**Task prompt:** List every line below containing "chiếu".

— BEGIN Dataset records —

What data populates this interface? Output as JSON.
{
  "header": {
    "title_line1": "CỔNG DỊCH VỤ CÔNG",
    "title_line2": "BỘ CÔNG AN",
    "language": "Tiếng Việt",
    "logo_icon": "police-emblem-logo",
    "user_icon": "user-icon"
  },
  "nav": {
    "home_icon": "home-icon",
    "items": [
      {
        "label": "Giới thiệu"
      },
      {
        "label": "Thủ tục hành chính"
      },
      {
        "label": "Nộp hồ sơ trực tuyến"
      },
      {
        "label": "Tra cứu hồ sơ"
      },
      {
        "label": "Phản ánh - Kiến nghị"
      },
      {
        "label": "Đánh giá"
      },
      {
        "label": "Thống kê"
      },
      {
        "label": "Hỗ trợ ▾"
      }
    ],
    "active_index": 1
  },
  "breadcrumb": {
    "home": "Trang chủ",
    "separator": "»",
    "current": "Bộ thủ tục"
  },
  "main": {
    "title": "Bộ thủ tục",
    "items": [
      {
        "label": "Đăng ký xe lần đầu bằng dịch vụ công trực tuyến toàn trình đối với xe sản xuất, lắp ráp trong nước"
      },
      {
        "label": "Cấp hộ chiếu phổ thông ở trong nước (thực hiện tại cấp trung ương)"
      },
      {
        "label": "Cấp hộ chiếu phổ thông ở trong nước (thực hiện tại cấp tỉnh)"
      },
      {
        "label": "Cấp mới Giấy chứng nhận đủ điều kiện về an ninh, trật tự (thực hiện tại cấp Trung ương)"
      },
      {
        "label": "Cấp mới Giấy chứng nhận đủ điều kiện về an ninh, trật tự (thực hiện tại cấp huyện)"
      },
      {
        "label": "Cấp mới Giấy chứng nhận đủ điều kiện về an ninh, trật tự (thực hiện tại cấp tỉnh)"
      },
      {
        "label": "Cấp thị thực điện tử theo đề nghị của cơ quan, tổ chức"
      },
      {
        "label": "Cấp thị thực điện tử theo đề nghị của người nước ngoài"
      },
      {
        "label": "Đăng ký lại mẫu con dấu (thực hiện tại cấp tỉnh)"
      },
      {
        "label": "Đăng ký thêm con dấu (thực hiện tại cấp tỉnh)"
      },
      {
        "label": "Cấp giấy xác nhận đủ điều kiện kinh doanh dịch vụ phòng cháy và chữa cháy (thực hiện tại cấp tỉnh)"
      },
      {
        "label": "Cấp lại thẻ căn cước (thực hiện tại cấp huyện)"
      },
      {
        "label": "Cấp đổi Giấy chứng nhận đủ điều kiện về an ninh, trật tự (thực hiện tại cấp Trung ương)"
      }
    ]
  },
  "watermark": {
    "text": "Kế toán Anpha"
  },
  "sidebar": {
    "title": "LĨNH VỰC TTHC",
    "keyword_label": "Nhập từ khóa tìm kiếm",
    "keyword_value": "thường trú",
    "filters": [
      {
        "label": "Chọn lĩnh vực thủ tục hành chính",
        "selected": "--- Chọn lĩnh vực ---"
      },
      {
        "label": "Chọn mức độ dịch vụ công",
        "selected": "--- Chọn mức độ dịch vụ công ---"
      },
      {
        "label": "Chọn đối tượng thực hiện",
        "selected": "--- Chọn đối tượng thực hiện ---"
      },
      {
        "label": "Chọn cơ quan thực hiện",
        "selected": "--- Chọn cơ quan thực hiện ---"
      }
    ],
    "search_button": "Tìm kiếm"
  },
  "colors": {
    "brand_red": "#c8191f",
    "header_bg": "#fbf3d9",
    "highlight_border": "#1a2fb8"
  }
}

— END Dataset records —

**Complete response:**
        "label": "Cấp hộ chiếu phổ thông ở trong nước (thực hiện tại cấp trung ương)"
        "label": "Cấp hộ chiếu phổ thông ở trong nước (thực hiện tại cấp tỉnh)"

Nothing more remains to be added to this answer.